### Job
Count the lines in the data below where the string "phone" occurs, please, and give the number alone.

## START Source data

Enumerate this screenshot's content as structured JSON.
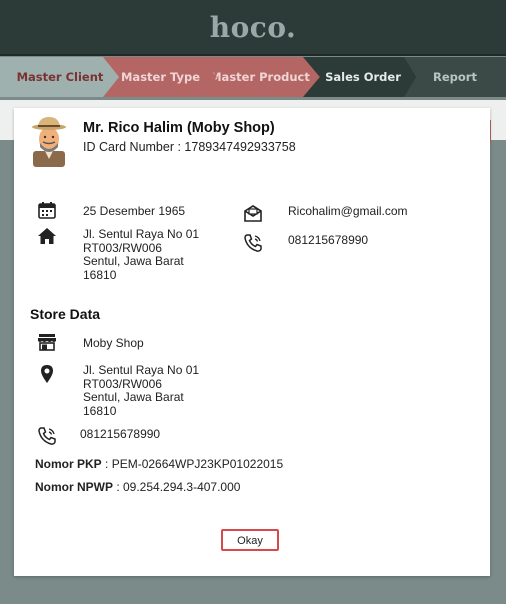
{
  "app": {
    "logo": "hoco."
  },
  "steps": [
    {
      "label": "Master Client"
    },
    {
      "label": "Master Type"
    },
    {
      "label": "Master Product"
    },
    {
      "label": "Sales Order"
    },
    {
      "label": "Report"
    }
  ],
  "client": {
    "name": "Mr. Rico Halim (Moby Shop)",
    "id_card": "ID Card Number : 1789347492933758",
    "birth_date": "25 Desember 1965",
    "address_lines": [
      "Jl. Sentul Raya No 01",
      "RT003/RW006",
      "Sentul, Jawa Barat",
      "16810"
    ],
    "email": "Ricohalim@gmail.com",
    "phone": "081215678990"
  },
  "store": {
    "section_title": "Store Data",
    "name": "Moby Shop",
    "address_lines": [
      "Jl. Sentul Raya No 01",
      "RT003/RW006",
      "Sentul, Jawa Barat",
      "16810"
    ],
    "phone": "081215678990",
    "pkp_label": "Nomor PKP",
    "pkp_value": " : PEM-02664WPJ23KP01022015",
    "npwp_label": "Nomor NPWP",
    "npwp_value": " : 09.254.294.3-407.000"
  },
  "actions": {
    "okay_label": "Okay"
  },
  "colors": {
    "accent": "#b36664",
    "dark": "#2c3b38",
    "okay_border": "#d84a4a"
  }
}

## END Source data

### Solution to this problem
2